:: Your goal ::
All of the data below should be written out exactly.

__________________________________________________

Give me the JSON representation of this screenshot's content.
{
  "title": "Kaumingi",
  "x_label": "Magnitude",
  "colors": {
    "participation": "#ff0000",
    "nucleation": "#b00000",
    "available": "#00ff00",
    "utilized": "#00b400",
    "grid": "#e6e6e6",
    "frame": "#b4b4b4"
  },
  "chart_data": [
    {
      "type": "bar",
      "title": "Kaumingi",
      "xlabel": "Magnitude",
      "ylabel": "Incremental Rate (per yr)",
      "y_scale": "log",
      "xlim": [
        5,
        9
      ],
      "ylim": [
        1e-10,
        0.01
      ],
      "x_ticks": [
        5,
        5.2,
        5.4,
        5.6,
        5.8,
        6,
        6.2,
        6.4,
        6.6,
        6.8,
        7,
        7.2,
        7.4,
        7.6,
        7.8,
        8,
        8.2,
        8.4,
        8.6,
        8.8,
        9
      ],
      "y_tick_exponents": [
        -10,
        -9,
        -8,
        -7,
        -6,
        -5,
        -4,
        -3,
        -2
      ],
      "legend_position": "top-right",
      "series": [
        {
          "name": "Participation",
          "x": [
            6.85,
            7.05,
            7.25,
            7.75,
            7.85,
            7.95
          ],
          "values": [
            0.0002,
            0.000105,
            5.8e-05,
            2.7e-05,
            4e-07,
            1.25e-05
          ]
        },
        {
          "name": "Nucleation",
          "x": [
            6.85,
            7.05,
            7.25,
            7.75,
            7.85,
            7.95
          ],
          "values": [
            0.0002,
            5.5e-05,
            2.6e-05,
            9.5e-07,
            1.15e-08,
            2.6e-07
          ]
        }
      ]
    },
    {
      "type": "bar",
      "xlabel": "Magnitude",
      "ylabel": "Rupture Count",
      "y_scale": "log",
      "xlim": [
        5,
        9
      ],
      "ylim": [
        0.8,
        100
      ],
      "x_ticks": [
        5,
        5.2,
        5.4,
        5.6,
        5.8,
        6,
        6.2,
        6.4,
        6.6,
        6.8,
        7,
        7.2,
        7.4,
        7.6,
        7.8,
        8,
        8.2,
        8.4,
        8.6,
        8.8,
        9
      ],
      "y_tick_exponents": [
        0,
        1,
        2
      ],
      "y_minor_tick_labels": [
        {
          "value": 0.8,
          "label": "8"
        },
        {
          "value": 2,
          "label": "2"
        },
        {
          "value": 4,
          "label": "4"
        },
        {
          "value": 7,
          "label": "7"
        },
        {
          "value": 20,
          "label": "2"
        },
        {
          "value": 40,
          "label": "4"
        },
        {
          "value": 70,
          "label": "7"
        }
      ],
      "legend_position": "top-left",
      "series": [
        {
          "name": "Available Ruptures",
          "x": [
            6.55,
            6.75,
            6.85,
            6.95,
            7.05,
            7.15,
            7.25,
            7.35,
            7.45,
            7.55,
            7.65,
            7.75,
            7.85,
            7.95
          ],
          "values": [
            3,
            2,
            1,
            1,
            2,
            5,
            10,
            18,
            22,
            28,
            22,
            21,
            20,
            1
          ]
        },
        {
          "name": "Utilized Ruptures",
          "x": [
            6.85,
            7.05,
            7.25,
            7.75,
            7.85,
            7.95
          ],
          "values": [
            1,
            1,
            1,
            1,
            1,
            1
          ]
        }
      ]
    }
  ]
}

__________________________________________________

:: Answer ::
Give me the JSON representation of this screenshot's content.
{
  "title": "Kaumingi",
  "x_label": "Magnitude",
  "colors": {
    "participation": "#ff0000",
    "nucleation": "#b00000",
    "available": "#00ff00",
    "utilized": "#00b400",
    "grid": "#e6e6e6",
    "frame": "#b4b4b4"
  },
  "chart_data": [
    {
      "type": "bar",
      "title": "Kaumingi",
      "xlabel": "Magnitude",
      "ylabel": "Incremental Rate (per yr)",
      "y_scale": "log",
      "xlim": [
        5,
        9
      ],
      "ylim": [
        1e-10,
        0.01
      ],
      "x_ticks": [
        5,
        5.2,
        5.4,
        5.6,
        5.8,
        6,
        6.2,
        6.4,
        6.6,
        6.8,
        7,
        7.2,
        7.4,
        7.6,
        7.8,
        8,
        8.2,
        8.4,
        8.6,
        8.8,
        9
      ],
      "y_tick_exponents": [
        -10,
        -9,
        -8,
        -7,
        -6,
        -5,
        -4,
        -3,
        -2
      ],
      "legend_position": "top-right",
      "series": [
        {
          "name": "Participation",
          "x": [
            6.85,
            7.05,
            7.25,
            7.75,
            7.85,
            7.95
          ],
          "values": [
            0.0002,
            0.000105,
            5.8e-05,
            2.7e-05,
            4e-07,
            1.25e-05
          ]
        },
        {
          "name": "Nucleation",
          "x": [
            6.85,
            7.05,
            7.25,
            7.75,
            7.85,
            7.95
          ],
          "values": [
            0.0002,
            5.5e-05,
            2.6e-05,
            9.5e-07,
            1.15e-08,
            2.6e-07
          ]
        }
      ]
    },
    {
      "type": "bar",
      "xlabel": "Magnitude",
      "ylabel": "Rupture Count",
      "y_scale": "log",
      "xlim": [
        5,
        9
      ],
      "ylim": [
        0.8,
        100
      ],
      "x_ticks": [
        5,
        5.2,
        5.4,
        5.6,
        5.8,
        6,
        6.2,
        6.4,
        6.6,
        6.8,
        7,
        7.2,
        7.4,
        7.6,
        7.8,
        8,
        8.2,
        8.4,
        8.6,
        8.8,
        9
      ],
      "y_tick_exponents": [
        0,
        1,
        2
      ],
      "y_minor_tick_labels": [
        {
          "value": 0.8,
          "label": "8"
        },
        {
          "value": 2,
          "label": "2"
        },
        {
          "value": 4,
          "label": "4"
        },
        {
          "value": 7,
          "label": "7"
        },
        {
          "value": 20,
          "label": "2"
        },
        {
          "value": 40,
          "label": "4"
        },
        {
          "value": 70,
          "label": "7"
        }
      ],
      "legend_position": "top-left",
      "series": [
        {
          "name": "Available Ruptures",
          "x": [
            6.55,
            6.75,
            6.85,
            6.95,
            7.05,
            7.15,
            7.25,
            7.35,
            7.45,
            7.55,
            7.65,
            7.75,
            7.85,
            7.95
          ],
          "values": [
            3,
            2,
            1,
            1,
            2,
            5,
            10,
            18,
            22,
            28,
            22,
            21,
            20,
            1
          ]
        },
        {
          "name": "Utilized Ruptures",
          "x": [
            6.85,
            7.05,
            7.25,
            7.75,
            7.85,
            7.95
          ],
          "values": [
            1,
            1,
            1,
            1,
            1,
            1
          ]
        }
      ]
    }
  ]
}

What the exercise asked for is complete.